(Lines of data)

********************

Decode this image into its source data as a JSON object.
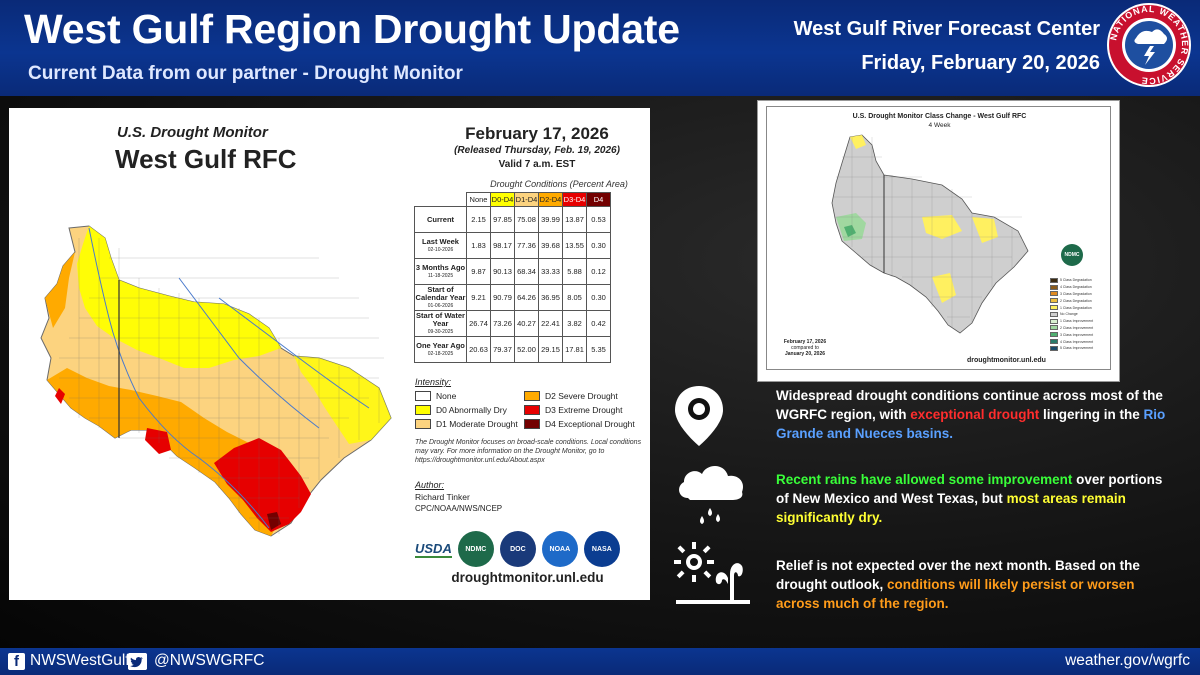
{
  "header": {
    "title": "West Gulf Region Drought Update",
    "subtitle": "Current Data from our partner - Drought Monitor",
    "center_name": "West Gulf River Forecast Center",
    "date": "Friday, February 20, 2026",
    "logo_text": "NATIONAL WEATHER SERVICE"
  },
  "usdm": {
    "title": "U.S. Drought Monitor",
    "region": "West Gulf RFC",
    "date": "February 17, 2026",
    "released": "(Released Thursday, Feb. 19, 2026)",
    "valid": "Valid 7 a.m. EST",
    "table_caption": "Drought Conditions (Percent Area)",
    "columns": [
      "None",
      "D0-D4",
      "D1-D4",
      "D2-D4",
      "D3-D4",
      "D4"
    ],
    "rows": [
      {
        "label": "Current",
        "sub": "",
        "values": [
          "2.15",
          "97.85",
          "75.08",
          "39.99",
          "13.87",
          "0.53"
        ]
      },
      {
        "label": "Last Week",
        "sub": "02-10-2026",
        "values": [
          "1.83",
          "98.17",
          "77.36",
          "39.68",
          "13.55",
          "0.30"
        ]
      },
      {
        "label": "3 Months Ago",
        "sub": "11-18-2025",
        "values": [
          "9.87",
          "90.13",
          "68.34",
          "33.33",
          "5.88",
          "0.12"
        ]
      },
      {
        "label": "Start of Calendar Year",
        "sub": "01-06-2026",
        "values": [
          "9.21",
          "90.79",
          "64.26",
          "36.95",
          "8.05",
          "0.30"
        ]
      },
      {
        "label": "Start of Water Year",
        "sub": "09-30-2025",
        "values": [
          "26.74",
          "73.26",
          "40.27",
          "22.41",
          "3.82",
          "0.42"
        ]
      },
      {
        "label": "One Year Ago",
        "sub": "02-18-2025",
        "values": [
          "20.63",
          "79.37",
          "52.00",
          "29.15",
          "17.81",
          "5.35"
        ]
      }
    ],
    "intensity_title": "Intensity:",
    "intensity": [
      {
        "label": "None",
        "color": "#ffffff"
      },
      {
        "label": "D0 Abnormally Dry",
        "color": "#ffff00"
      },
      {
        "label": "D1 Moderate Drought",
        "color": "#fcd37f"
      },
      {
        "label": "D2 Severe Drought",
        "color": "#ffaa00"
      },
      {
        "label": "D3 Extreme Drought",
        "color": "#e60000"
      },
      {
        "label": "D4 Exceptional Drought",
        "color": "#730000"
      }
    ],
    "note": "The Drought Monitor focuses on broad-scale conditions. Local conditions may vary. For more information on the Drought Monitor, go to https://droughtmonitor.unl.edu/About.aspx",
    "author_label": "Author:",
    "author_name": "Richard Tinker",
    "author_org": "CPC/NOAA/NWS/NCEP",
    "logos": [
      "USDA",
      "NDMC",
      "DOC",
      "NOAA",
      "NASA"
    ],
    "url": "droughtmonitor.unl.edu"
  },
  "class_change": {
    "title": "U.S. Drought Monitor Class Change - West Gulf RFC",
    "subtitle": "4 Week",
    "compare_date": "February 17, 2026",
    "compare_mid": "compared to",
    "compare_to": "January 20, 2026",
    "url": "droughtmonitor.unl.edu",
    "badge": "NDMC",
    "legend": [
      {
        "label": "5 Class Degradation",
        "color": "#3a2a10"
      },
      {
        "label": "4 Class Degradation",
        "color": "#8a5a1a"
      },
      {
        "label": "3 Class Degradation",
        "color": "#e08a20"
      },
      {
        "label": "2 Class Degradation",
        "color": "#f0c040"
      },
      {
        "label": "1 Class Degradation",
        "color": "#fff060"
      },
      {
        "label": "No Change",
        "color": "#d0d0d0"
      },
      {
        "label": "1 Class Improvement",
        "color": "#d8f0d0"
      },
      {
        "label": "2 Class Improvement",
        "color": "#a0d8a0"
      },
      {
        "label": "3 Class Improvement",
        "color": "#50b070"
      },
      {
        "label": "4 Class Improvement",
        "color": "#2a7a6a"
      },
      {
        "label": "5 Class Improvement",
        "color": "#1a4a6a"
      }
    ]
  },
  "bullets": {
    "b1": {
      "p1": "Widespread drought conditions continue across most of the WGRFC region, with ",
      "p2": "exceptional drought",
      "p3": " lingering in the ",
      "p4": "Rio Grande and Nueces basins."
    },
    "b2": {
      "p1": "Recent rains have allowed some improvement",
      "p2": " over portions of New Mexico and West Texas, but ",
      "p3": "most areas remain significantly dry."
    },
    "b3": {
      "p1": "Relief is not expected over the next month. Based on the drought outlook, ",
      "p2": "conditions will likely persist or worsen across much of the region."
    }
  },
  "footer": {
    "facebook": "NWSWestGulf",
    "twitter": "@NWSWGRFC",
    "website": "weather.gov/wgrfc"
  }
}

********************

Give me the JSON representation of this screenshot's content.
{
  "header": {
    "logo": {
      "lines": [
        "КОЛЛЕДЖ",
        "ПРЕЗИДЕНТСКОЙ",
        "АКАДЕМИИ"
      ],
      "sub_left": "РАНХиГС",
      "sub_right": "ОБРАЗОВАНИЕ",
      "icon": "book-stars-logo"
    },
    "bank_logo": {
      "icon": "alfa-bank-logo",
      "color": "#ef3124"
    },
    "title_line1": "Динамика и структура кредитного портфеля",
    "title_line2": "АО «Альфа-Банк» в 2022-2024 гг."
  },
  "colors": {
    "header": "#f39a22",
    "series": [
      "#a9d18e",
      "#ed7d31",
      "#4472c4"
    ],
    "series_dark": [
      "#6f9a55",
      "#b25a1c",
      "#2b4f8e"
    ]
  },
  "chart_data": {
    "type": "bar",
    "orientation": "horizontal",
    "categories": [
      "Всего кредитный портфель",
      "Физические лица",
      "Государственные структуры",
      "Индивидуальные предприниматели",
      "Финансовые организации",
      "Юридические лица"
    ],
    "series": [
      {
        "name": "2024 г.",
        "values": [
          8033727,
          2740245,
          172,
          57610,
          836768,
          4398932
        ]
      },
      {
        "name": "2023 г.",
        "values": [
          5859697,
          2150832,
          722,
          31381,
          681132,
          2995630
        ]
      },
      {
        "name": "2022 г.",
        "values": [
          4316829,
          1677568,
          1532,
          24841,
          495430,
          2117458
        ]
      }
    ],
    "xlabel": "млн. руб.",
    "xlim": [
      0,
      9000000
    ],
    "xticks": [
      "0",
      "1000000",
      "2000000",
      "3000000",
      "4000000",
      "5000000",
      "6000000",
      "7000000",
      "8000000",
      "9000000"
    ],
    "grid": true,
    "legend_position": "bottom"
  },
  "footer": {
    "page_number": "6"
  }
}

********************

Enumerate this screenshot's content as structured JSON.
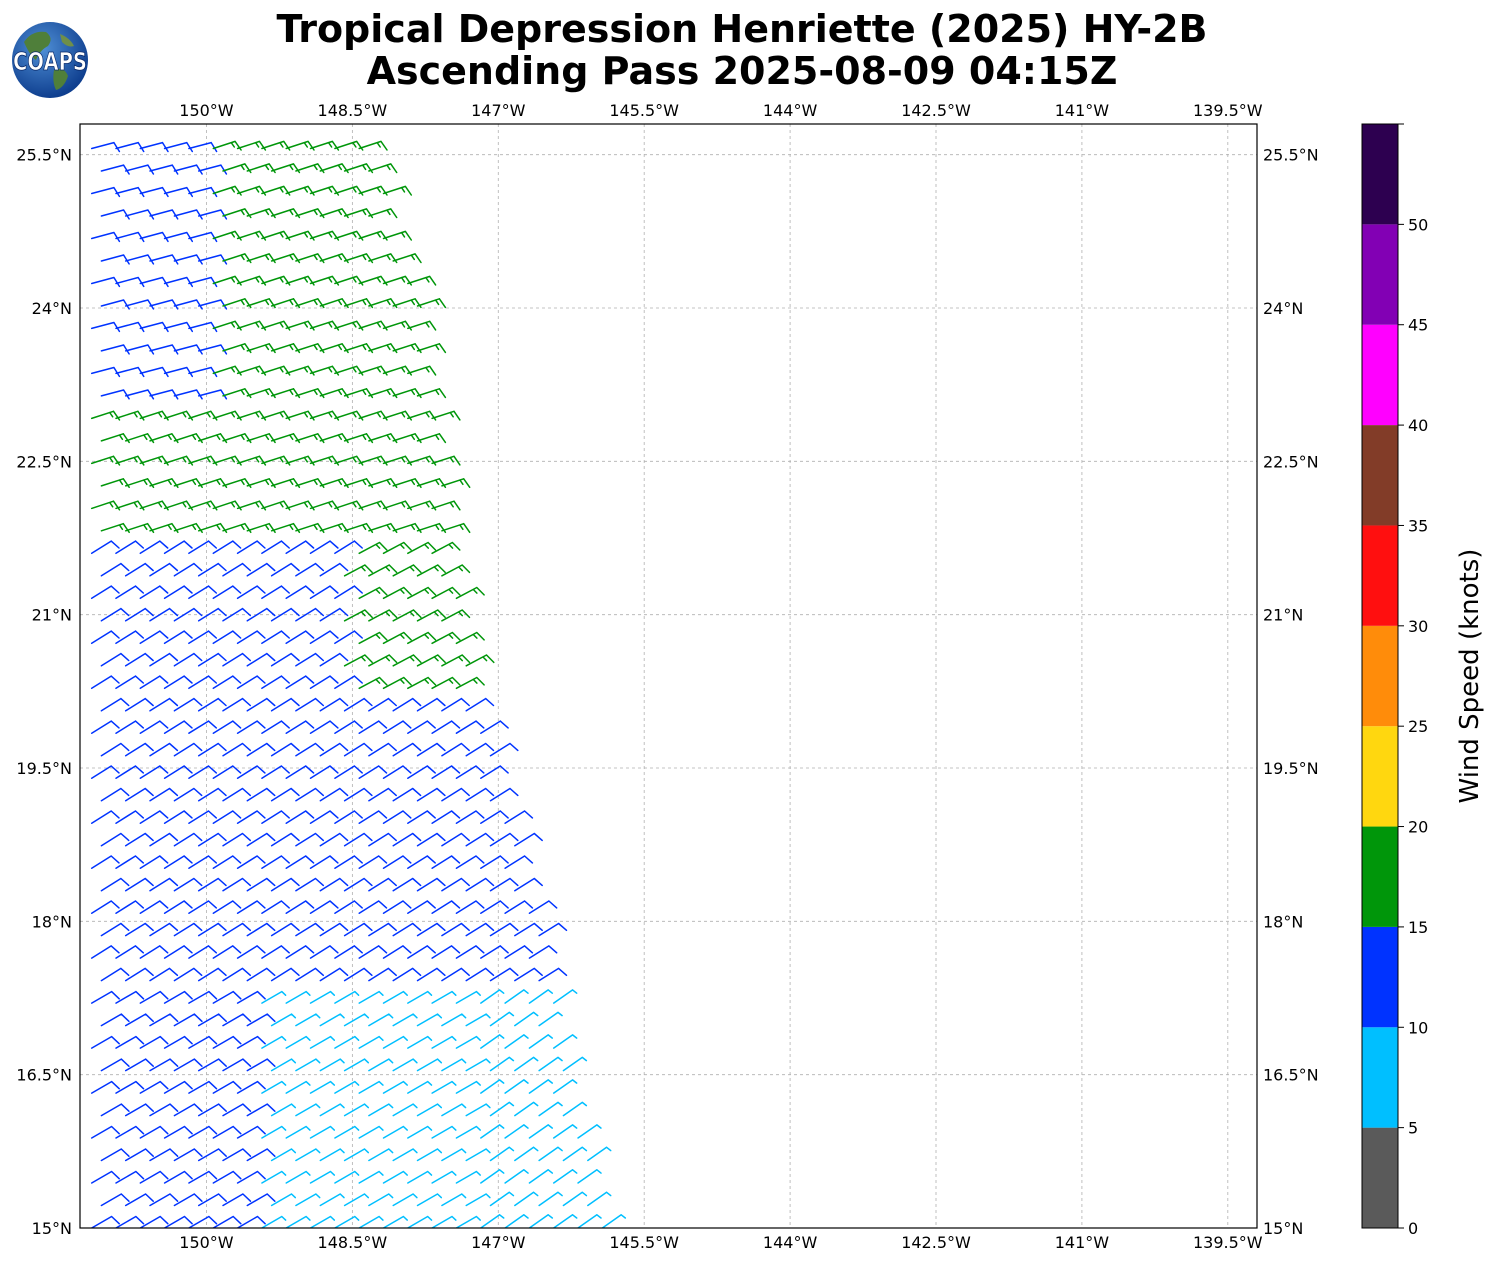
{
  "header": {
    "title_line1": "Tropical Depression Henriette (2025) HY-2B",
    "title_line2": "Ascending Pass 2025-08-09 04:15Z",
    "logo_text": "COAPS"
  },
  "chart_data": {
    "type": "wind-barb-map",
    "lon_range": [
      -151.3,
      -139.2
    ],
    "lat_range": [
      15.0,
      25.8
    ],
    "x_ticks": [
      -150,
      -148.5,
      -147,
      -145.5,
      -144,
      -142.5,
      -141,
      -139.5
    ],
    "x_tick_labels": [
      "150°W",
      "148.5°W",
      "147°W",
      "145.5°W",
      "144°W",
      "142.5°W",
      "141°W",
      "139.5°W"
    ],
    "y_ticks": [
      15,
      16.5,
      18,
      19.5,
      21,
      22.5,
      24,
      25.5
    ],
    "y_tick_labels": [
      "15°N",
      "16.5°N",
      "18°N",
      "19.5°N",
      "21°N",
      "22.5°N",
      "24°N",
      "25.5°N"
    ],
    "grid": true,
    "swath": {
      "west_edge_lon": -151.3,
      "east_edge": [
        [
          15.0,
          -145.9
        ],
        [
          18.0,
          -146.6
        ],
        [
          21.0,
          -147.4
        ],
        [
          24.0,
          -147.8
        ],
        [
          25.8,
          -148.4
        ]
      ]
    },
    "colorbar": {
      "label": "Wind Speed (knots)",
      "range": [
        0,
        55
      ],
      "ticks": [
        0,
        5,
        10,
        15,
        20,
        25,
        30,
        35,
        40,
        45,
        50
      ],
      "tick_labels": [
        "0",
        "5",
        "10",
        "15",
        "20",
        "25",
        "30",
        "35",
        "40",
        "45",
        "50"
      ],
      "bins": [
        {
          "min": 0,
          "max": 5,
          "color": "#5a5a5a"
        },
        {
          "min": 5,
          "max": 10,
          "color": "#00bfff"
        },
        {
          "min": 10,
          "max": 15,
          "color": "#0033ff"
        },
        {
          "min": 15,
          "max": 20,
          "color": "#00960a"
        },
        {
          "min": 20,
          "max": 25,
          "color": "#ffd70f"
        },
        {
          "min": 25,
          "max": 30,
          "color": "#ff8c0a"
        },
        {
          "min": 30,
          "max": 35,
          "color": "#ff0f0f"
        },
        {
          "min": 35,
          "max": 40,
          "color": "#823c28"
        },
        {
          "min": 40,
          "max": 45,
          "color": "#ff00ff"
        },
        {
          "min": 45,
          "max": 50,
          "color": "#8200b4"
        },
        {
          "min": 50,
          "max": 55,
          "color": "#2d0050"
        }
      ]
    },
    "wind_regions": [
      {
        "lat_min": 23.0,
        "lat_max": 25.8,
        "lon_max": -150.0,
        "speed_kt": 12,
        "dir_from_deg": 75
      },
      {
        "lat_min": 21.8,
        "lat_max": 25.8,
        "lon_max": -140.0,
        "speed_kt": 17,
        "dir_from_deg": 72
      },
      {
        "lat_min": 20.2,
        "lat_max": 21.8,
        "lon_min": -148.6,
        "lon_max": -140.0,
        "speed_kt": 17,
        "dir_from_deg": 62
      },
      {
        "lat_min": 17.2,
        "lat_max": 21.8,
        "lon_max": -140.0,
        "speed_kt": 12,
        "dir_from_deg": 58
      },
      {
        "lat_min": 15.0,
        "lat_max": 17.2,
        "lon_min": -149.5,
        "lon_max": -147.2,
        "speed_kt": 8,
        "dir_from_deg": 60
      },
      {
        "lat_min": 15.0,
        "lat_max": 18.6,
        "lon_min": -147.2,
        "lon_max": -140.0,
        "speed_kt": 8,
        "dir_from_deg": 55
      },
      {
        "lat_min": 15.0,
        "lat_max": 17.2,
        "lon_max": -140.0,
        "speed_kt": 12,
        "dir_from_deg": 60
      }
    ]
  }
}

********************

### Task details:
Reproduce every line of the listing above in which the string "across" appears.

### Task result:
      "p1": "Widespread drought conditions continue across most of the WGRFC region, with ",
      "p2": "conditions will likely persist or worsen across much of the region."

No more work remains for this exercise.